▶ [DIRECTIONS FOR THIS TASK] Retype the data from the line containing "number tab 1: 1: [88, 351, 114, 402]" through the line containing "illustration: evacuation form: Vul", keeping each line as it appears.

▶ [MATERIAL SHOWN]
----------------
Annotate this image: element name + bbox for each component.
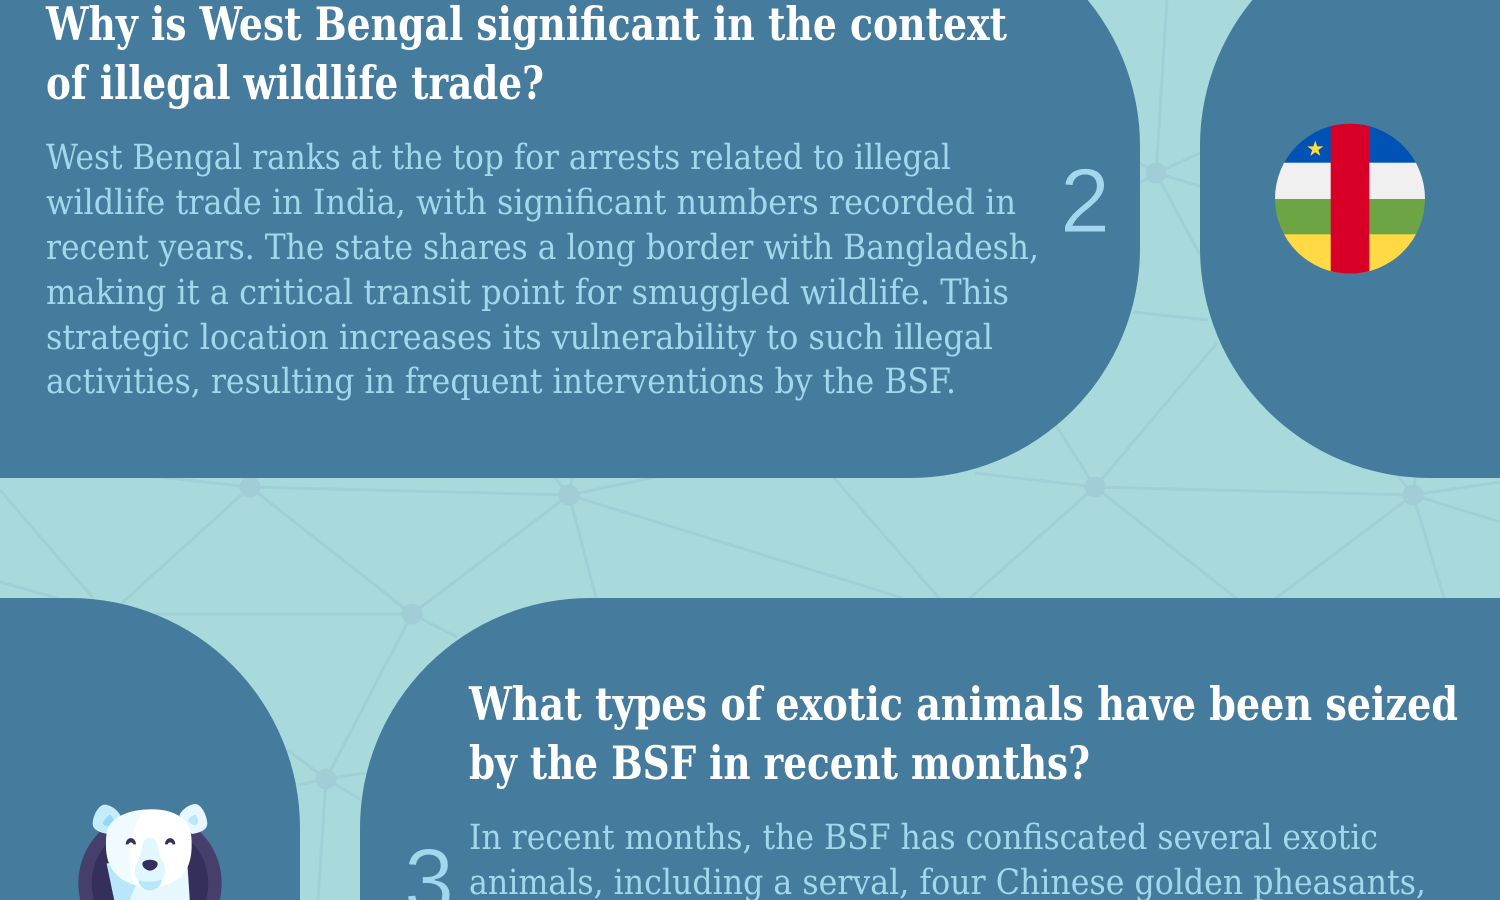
text block: West Bengal answer — [46, 138, 1039, 402]
text block: exotic animals answer — [469, 818, 1426, 900]
text block: exotic animals answer: In recent months, the BSF has confiscated several exotic — [469, 818, 1378, 858]
panel: question 3 — [360, 598, 1500, 900]
heading: exotic animals question: by the BSF in recent months? — [469, 736, 1090, 790]
heading: West Bengal question: of illegal wildlife trade? — [46, 56, 544, 110]
text block: West Bengal answer: making it a critical transit point for smuggled wildlife. This — [46, 273, 1009, 313]
text block: West Bengal answer: West Bengal ranks at the top for arrests related to illegal — [46, 138, 951, 178]
icon: polar bear — [78, 804, 222, 900]
text block: West Bengal answer: activities, resulting in frequent interventions by the BSF. — [46, 362, 956, 402]
panel: flag — [1200, 0, 1500, 478]
text block: West Bengal answer: recent years. The state shares a long border with Bangladesh, — [46, 228, 1039, 268]
panel: polar bear — [0, 598, 300, 900]
number 2: 2 — [1060, 151, 1110, 252]
text block: West Bengal answer: strategic location increases its vulnerability to such illegal — [46, 318, 993, 358]
icon: Central African Republic flag — [1275, 124, 1425, 274]
panel: question 2 — [0, 0, 1140, 478]
heading: exotic animals question — [468, 677, 1458, 790]
text block: West Bengal answer: wildlife trade in India, with significant numbers recorded in — [46, 183, 1016, 223]
heading: West Bengal question — [45, 0, 1008, 110]
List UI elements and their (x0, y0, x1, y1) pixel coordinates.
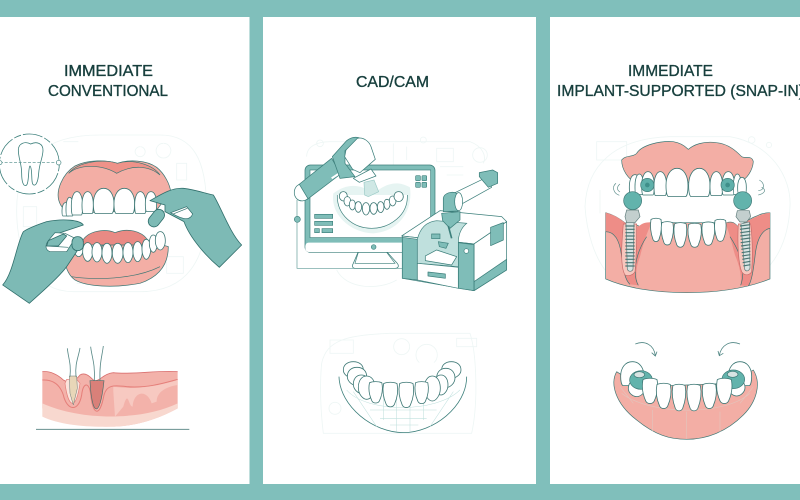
illustration: hands fitting denture (0, 134, 242, 303)
icon: tooth in dashed circle (0, 134, 61, 194)
upper denture (58, 161, 171, 216)
connector wire (294, 200, 403, 268)
left gloved hand (3, 220, 83, 303)
heading: immediate conventional: IMMEDIATE (64, 63, 153, 80)
heading: immediate implant-supported (snap-in) (557, 63, 800, 100)
right implant (734, 192, 752, 271)
intraoral scanner (294, 137, 379, 201)
upper denture (622, 142, 753, 197)
heading: immediate conventional (48, 63, 168, 100)
panel: immediate implant-supported snap-in (550, 17, 800, 484)
lower denture (65, 230, 168, 286)
right gloved hand (146, 188, 242, 267)
illustration: lower snap-in denture (614, 343, 757, 439)
tooth row (343, 362, 461, 408)
instruments (67, 346, 103, 381)
panel: immediate conventional (0, 17, 250, 484)
model mesh (347, 383, 460, 432)
snap motion marks (614, 180, 765, 195)
faint tech background (321, 333, 477, 433)
gum base (614, 370, 757, 439)
heading: immediate conventional: CONVENTIONAL (48, 83, 168, 100)
heading: immediate implant-supported (snap-in): IMMEDIATE (628, 63, 713, 80)
screen buttons (315, 176, 427, 233)
milling machine (402, 170, 507, 291)
heading: CAD/CAM: CAD/CAM (356, 74, 429, 91)
illustration: milled digital denture (321, 333, 477, 433)
left implant (624, 192, 642, 271)
lower jaw with implants (606, 213, 770, 293)
illustration: scanner, monitor and milling machine (294, 137, 507, 291)
back teeth (621, 362, 752, 397)
panel: CAD/CAM (263, 17, 536, 484)
snap attachment right (722, 370, 745, 389)
dental arch on screen (333, 183, 410, 233)
monitor (305, 165, 435, 268)
illustration: snap-in denture over implants (585, 137, 790, 293)
snap direction arrows (635, 343, 740, 356)
front teeth (642, 378, 732, 411)
snap attachment left (630, 371, 652, 389)
illustration: gum tissue cross-section (36, 346, 189, 429)
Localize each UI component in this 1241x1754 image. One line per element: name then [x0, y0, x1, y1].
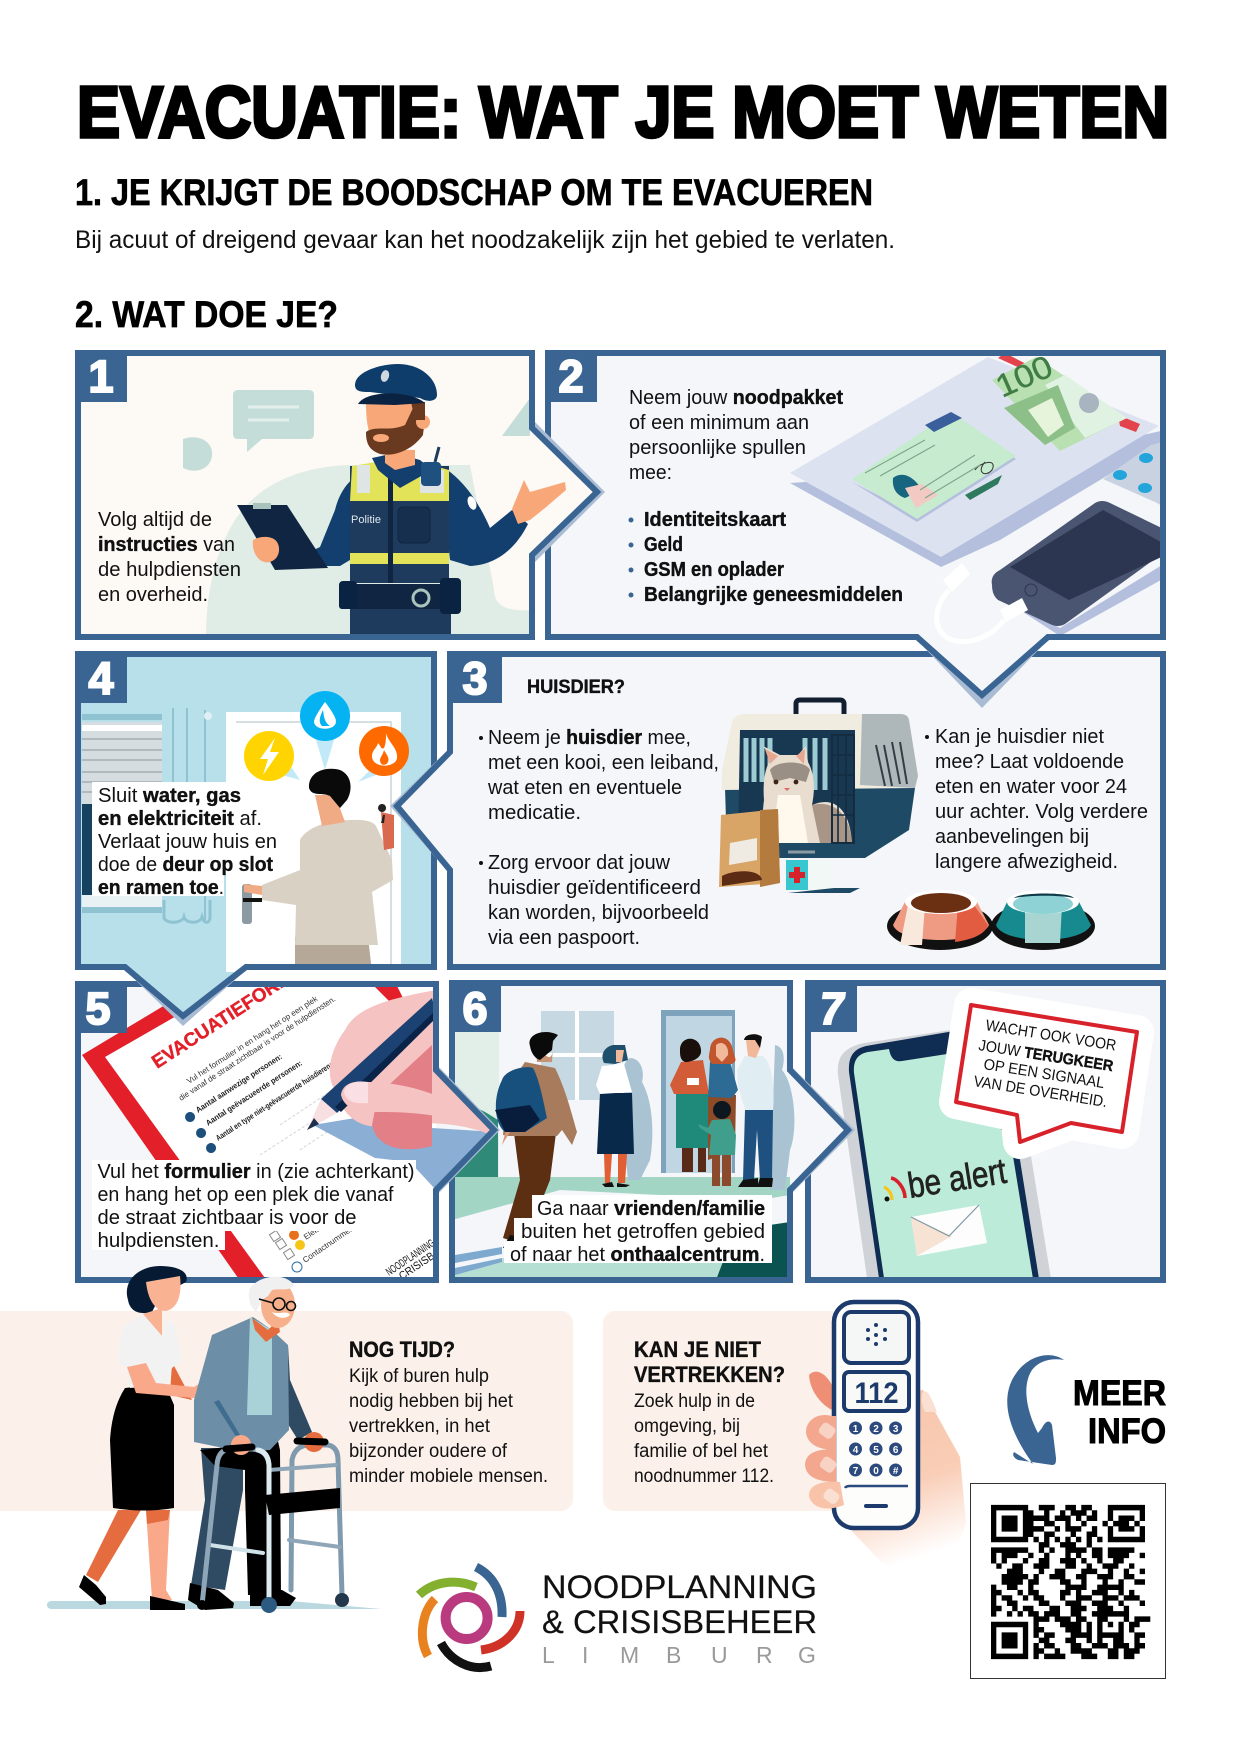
number tab 1: 1: [88, 351, 114, 402]
text block: pets right: aanbevelingen bij: [935, 826, 1089, 848]
glasses: [259, 1298, 296, 1310]
illustration: documents and money: [790, 348, 1170, 642]
logo mark: [419, 1567, 520, 1668]
text block: go to family: [504, 1195, 772, 1266]
keypad: 2: [873, 1424, 879, 1435]
illustration: evacuation form: Vul het formulier in en hang het op een plek: [185, 994, 320, 1086]
text block: close up: en ramen toe.: [98, 877, 224, 899]
smartphone and cable: [937, 501, 1170, 642]
intro text: Bij acuut of dreigend gevaar kan het noodzakelijk zijn het gebied te verlaten.: [75, 226, 895, 254]
keypad: [849, 1422, 902, 1477]
panel 5: form: [75, 981, 500, 1283]
keypad: 0: [873, 1466, 879, 1477]
text block: go to family: Ga naar vrienden/familie: [537, 1198, 765, 1220]
ground shadow: [47, 1601, 381, 1609]
text block: nog tijd: vertrekken, in het: [349, 1416, 491, 1437]
icon: phone with be alert: [838, 1030, 1052, 1285]
logo text: I: [582, 1642, 588, 1668]
logo text: R: [756, 1642, 773, 1668]
illustration: door: [226, 712, 401, 972]
heading: step 2: 2. WAT DOE JE?: [75, 294, 338, 335]
text block: fill in form: Vul het formulier in (zie achterkant): [98, 1161, 414, 1183]
callout: wait for signal: VAN DE OVERHEID.: [972, 1073, 1108, 1111]
illustration: evacuation form: Contactnummer:: [301, 1224, 356, 1265]
text block: instructions: Volg altijd de: [98, 509, 212, 531]
heading: meer info: INFO: [1088, 1412, 1166, 1451]
woman in skirt: [596, 1045, 634, 1187]
number tab 2: [545, 350, 597, 402]
right arm and hand: [440, 465, 566, 566]
text block: close up: [92, 782, 279, 899]
text block: emergency kit: persoonlijke spullen: [629, 437, 806, 459]
panel 2: emergency kit: [545, 348, 1170, 708]
callout: wait for signal: JOUW TERUGKEER: [977, 1037, 1114, 1075]
text block: emergency kit: [629, 387, 843, 484]
text block: nog tijd: bijzonder oudere of: [349, 1441, 508, 1462]
text block: pets right: mee? Laat voldoende: [935, 751, 1124, 773]
illustration: evacuation form: [82, 987, 490, 1277]
text block: kan je niet vertrekken: familie of bel het: [634, 1441, 769, 1462]
identity card: [852, 412, 1016, 522]
text block: fill in form: en hang het op een plek die vanaf: [98, 1184, 394, 1206]
text block: emergency kit: Neem jouw noodpakket: [629, 387, 843, 409]
text block: instructions: instructies van: [98, 534, 235, 556]
panel: nog tijd: [0, 1311, 573, 1511]
text block: close up: Sluit water, gas: [98, 785, 241, 807]
banknote: 100: [990, 348, 1058, 404]
callout: wait for signal: [956, 1005, 1137, 1142]
text block: kan je niet vertrekken: KAN JE NIET: [634, 1337, 762, 1362]
logo: noodplanning en crisisbeheer: [419, 1567, 817, 1668]
illustration: water bowl: [991, 890, 1095, 950]
text block: nog tijd: [349, 1337, 548, 1487]
text block: pets left: [479, 727, 719, 949]
man with backpack: [495, 1032, 577, 1248]
cat: [763, 746, 852, 843]
keypad: 4: [853, 1445, 859, 1456]
food bag: [719, 809, 780, 887]
list: kit items: Identiteitskaart: [644, 509, 786, 531]
text block: kan je niet vertrekken: [634, 1337, 785, 1487]
text block: pets left: medicatie.: [488, 802, 581, 824]
text block: pets right: Kan je huisdier niet: [935, 726, 1104, 748]
panel 3: pets: [390, 651, 1163, 967]
logo text: L: [542, 1642, 555, 1668]
text block: pets right: [925, 726, 1148, 873]
list: kit items: [628, 509, 903, 606]
illustration: man locking door: [244, 769, 394, 972]
number tab 3: [447, 651, 502, 704]
panel: kan je niet vertrekken: [603, 1311, 843, 1511]
logo text: U: [711, 1642, 728, 1668]
text block: instructions: en overheid.: [98, 584, 208, 606]
keypad: #: [893, 1466, 899, 1477]
number tab 6: [449, 980, 501, 1034]
heading: pets: HUISDIER?: [527, 676, 625, 698]
phone body: 112: [854, 1377, 898, 1410]
text block: fill in form: de straat zichtbaar is voor de: [98, 1207, 356, 1229]
man: [188, 1277, 312, 1610]
illustration: people at reception: [452, 1010, 794, 1280]
logo text: [542, 1569, 817, 1668]
keypad: 7: [853, 1466, 859, 1477]
fingers: [805, 1391, 937, 1508]
text block: instructions: [98, 509, 241, 606]
pills blister: [1103, 442, 1160, 504]
callout: wait for signal: OP EEN SIGNAAL: [982, 1056, 1106, 1092]
family group: [670, 1034, 774, 1187]
be alert logo: be alert: [905, 1150, 1009, 1206]
walker: [202, 1445, 342, 1605]
icon: electricity: [244, 731, 300, 781]
icon: gas flame: [358, 726, 409, 782]
illustration: cat carrier: [719, 700, 918, 893]
woman: [79, 1266, 217, 1610]
text block: go to family: of naar het onthaalcentrum.: [510, 1244, 765, 1266]
illustration: woman helping man with walker: [47, 1266, 381, 1613]
number tab 7: 7: [816, 983, 848, 1034]
heading: step 1: 1. JE KRIJGT DE BOODSCHAP OM TE EVACUEREN: [75, 172, 873, 213]
be alert logo: [883, 1160, 1008, 1202]
banknote: [990, 348, 1127, 451]
text block: fill in form: [92, 1160, 416, 1252]
text block: pets left: Zorg ervoor dat jouw: [488, 852, 671, 874]
illustration: evacuation form: die vanaf de straat zichtbaar is voor de hulpdiensten.: [177, 994, 337, 1103]
keypad: 3: [893, 1424, 899, 1435]
text block: go to family: buiten het getroffen gebied: [521, 1221, 765, 1243]
panel 4: close up home: [75, 651, 434, 1026]
text block: instructions: de hulpdiensten: [98, 559, 241, 581]
text block: pets left: via een paspoort.: [488, 927, 640, 949]
text block: pets left: met een kooi, een leiband,: [488, 752, 719, 774]
text block: fill in form: hulpdiensten.: [98, 1230, 220, 1252]
heading: meer info: MEER: [1073, 1374, 1166, 1413]
illustration: evacuation form: Aantal geëvacueerde personen:: [204, 1059, 304, 1128]
head: [355, 364, 437, 455]
number tab 3: 3: [462, 653, 488, 704]
text block: close up: doe de deur op slot: [98, 854, 273, 876]
panel 1: instructions: [75, 350, 605, 640]
illustration: evacuation form: EVACUATIEFORMULIER: [148, 936, 344, 1073]
illustration: evacuation form: Aantal aanwezige personen:: [194, 1052, 284, 1115]
keypad: 6: [893, 1445, 899, 1456]
text block: pets left: huisdier geïdentificeerd: [488, 877, 701, 899]
text block: kan je niet vertrekken: noodnummer 112.: [634, 1466, 774, 1487]
keypad: 5: [873, 1445, 879, 1456]
callout: wait for signal: WACHT OOK VOOR: [984, 1017, 1117, 1055]
text block: emergency kit: mee:: [629, 462, 672, 484]
text block: pets left: wat eten en eventuele: [487, 777, 682, 799]
number tab 5: [75, 981, 127, 1034]
illustration: police officer: Politie: [351, 514, 381, 526]
logo text: NOODPLANNING: [542, 1569, 817, 1605]
illustration: food bowl: [887, 890, 993, 950]
hand: [809, 1372, 966, 1577]
list: kit items: GSM en oplader: [644, 559, 784, 581]
hand writing: [307, 990, 495, 1190]
list: kit items: Belangrijke geneesmiddelen: [644, 584, 903, 606]
first aid kit: [786, 852, 860, 893]
belt: [339, 578, 461, 614]
phone body: [834, 1302, 918, 1528]
illustration: hand holding phone 112: [805, 1302, 966, 1577]
text block: pets left: kan worden, bijvoorbeeld: [488, 902, 709, 924]
number tab 6: 6: [462, 983, 488, 1034]
number tab 5: 5: [85, 983, 111, 1034]
logo text: G: [798, 1642, 816, 1668]
icon: envelope: [911, 1205, 987, 1256]
heading: meer info: [1073, 1374, 1166, 1451]
decorative speech bubble: [233, 390, 314, 452]
number tab 2: 2: [558, 351, 584, 402]
number tab 4: 4: [88, 653, 114, 704]
panel 7: be alert: [805, 980, 1163, 1285]
number tab 7: [805, 980, 857, 1034]
illustration: evacuation form: NOODPLANNING: [384, 1237, 437, 1278]
illustration: evacuation form: Elektr.: [302, 1222, 326, 1242]
list: kit items: Geld: [644, 534, 683, 556]
illustration: window blinds: [82, 708, 212, 922]
keypad: 1: [853, 1424, 859, 1435]
arrow: to QR code: [1007, 1355, 1064, 1465]
logo text: M: [620, 1642, 639, 1668]
text block: nog tijd: NOG TIJD?: [349, 1337, 455, 1362]
qr code: [970, 1484, 1166, 1678]
text block: kan je niet vertrekken: VERTREKKEN?: [634, 1362, 785, 1387]
text block: close up: en elektriciteit af.: [98, 808, 262, 830]
number tab 1: [75, 350, 127, 402]
text block: emergency kit: of een minimum aan: [629, 412, 809, 434]
text block: kan je niet vertrekken: omgeving, bij: [634, 1416, 740, 1437]
text block: pets right: uur achter. Volg verdere: [935, 801, 1148, 823]
text block: nog tijd: nodig hebben bij het: [349, 1391, 514, 1412]
text block: close up: Verlaat jouw huis en: [98, 831, 277, 853]
text block: nog tijd: minder mobiele mensen.: [349, 1466, 548, 1487]
clipboard and hand: [237, 503, 328, 570]
logo text: & CRISISBEHEER: [542, 1604, 817, 1640]
text block: pets right: langere afwezigheid.: [935, 851, 1118, 873]
text block: kan je niet vertrekken: Zoek hulp in de: [634, 1391, 755, 1412]
logo text: B: [666, 1642, 681, 1668]
number tab 4: [75, 651, 127, 704]
text block: pets left: Neem je huisdier mee,: [488, 727, 691, 749]
illustration: evacuation form: Aantal en type niet-geëvacueerde huisdieren:: [214, 1061, 334, 1143]
illustration: police officer: [237, 364, 566, 640]
icon: water: [300, 691, 350, 770]
illustration: evacuation form: CRISISB: [397, 1250, 437, 1282]
text block: nog tijd: Kijk of buren hulp: [349, 1366, 489, 1387]
text block: pets right: eten en water voor 24: [935, 776, 1127, 798]
panel 6: go to family: [449, 980, 855, 1280]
----------------
▶ [ANSWER]
number tab 1: 1: [88, 351, 114, 402]
text block: pets right: aanbevelingen bij: [935, 826, 1089, 848]
glasses: [259, 1298, 296, 1310]
illustration: documents and money: [790, 348, 1170, 642]
logo mark: [419, 1567, 520, 1668]
text block: go to family: [504, 1195, 772, 1266]
keypad: 2: [873, 1424, 879, 1435]
illustration: evacuation form: Vul het formulier in en hang het op een plek: [185, 994, 320, 1086]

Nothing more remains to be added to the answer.